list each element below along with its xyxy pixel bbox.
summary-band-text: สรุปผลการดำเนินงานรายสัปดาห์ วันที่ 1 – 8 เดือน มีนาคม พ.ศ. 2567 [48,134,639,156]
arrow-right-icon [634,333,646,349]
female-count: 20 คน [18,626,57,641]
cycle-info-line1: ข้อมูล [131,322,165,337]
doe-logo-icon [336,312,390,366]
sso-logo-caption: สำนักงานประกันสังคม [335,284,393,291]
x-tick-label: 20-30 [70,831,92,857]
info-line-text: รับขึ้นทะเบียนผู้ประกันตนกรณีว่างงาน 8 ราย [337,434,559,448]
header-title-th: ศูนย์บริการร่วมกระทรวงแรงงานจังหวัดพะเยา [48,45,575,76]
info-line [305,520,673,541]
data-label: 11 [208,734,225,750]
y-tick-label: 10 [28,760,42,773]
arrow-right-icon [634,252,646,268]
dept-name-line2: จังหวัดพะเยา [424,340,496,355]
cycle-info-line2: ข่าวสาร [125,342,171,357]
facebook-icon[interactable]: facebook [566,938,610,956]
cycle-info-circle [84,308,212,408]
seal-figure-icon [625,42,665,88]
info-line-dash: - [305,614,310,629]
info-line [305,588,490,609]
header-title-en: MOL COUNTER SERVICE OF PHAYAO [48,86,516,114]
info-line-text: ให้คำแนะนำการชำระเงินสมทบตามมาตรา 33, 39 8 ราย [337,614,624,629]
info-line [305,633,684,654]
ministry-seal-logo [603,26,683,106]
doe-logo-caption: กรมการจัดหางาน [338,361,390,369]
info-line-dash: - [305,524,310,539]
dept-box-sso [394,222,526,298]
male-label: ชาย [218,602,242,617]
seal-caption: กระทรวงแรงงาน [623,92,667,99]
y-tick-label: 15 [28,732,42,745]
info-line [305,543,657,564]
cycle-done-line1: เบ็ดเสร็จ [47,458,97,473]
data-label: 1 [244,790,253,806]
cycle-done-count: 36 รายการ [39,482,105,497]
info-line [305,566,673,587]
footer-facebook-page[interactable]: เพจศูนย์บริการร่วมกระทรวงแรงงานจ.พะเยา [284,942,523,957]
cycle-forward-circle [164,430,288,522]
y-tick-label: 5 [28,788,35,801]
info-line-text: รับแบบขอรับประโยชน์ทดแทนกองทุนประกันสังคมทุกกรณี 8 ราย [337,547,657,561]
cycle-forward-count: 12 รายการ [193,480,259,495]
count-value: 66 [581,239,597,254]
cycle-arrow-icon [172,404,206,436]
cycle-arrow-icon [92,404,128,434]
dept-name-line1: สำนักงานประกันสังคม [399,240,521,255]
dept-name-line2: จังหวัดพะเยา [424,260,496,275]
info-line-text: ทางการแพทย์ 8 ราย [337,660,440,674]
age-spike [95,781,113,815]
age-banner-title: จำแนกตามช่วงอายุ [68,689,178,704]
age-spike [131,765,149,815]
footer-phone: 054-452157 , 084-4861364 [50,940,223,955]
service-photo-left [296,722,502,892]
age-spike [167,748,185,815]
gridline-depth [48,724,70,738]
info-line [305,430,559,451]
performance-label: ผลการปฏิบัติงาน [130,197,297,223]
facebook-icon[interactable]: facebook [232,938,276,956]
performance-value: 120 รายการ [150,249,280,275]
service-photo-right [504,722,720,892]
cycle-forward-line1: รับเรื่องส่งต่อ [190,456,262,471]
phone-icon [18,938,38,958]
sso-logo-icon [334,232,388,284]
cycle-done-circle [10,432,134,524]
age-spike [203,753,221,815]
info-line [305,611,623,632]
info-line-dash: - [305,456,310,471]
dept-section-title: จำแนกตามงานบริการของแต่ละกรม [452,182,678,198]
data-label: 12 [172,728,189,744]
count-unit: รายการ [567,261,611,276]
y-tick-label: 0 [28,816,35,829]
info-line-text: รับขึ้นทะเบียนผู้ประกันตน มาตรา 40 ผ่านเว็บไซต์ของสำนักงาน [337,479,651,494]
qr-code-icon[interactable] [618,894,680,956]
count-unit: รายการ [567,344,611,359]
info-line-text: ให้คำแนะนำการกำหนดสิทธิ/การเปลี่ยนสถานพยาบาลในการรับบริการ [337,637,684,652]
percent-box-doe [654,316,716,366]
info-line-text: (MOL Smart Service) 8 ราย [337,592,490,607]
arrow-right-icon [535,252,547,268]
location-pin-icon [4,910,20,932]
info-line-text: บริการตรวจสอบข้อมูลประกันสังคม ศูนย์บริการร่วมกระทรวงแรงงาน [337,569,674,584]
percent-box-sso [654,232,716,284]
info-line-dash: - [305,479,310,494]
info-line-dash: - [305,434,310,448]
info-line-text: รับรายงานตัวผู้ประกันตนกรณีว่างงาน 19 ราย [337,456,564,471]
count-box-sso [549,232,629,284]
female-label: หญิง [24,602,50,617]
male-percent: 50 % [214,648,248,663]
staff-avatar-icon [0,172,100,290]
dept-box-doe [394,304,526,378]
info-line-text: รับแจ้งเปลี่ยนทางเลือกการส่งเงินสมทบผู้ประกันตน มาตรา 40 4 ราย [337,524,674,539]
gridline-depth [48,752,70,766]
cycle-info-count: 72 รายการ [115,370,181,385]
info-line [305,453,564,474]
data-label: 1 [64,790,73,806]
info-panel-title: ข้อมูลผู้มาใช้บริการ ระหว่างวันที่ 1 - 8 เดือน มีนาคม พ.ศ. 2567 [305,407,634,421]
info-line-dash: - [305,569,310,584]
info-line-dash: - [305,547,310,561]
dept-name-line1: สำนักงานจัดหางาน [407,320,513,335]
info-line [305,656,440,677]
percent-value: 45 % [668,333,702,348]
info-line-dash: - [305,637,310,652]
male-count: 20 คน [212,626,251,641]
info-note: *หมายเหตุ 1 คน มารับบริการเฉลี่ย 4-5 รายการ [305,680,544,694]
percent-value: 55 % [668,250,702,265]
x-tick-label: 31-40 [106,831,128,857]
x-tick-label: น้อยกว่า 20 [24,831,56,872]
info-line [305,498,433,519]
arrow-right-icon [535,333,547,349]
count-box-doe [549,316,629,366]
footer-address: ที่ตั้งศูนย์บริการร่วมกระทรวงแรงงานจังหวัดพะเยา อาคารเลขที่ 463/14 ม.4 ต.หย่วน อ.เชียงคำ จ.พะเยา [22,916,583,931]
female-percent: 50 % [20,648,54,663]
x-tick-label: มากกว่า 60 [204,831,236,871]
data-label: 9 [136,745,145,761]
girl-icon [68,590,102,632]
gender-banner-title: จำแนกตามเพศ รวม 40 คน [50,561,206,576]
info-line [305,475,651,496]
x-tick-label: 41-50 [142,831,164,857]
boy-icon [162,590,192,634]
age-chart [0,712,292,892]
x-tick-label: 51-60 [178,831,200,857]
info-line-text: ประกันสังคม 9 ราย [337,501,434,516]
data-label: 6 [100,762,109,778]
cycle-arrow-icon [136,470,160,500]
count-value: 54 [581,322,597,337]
+++++
Rewrite the stretch of entries from the start through the line containing "info-line-text: รับขึ้นทะเบียนผู้ประกันตนกรณีว่างงาน 8", replacing "x-tick-label" with "x-axis-label" and leaving everything else unchanged. Give only those lines.

list each element below along with its xyxy pixel bbox.
summary-band-text: สรุปผลการดำเนินงานรายสัปดาห์ วันที่ 1 – 8 เดือน มีนาคม พ.ศ. 2567 [48,134,639,156]
arrow-right-icon [634,333,646,349]
female-count: 20 คน [18,626,57,641]
cycle-info-line1: ข้อมูล [131,322,165,337]
doe-logo-icon [336,312,390,366]
sso-logo-caption: สำนักงานประกันสังคม [335,284,393,291]
x-axis-label: 20-30 [70,831,92,857]
info-line-text: รับขึ้นทะเบียนผู้ประกันตนกรณีว่างงาน 8 ราย [337,434,559,448]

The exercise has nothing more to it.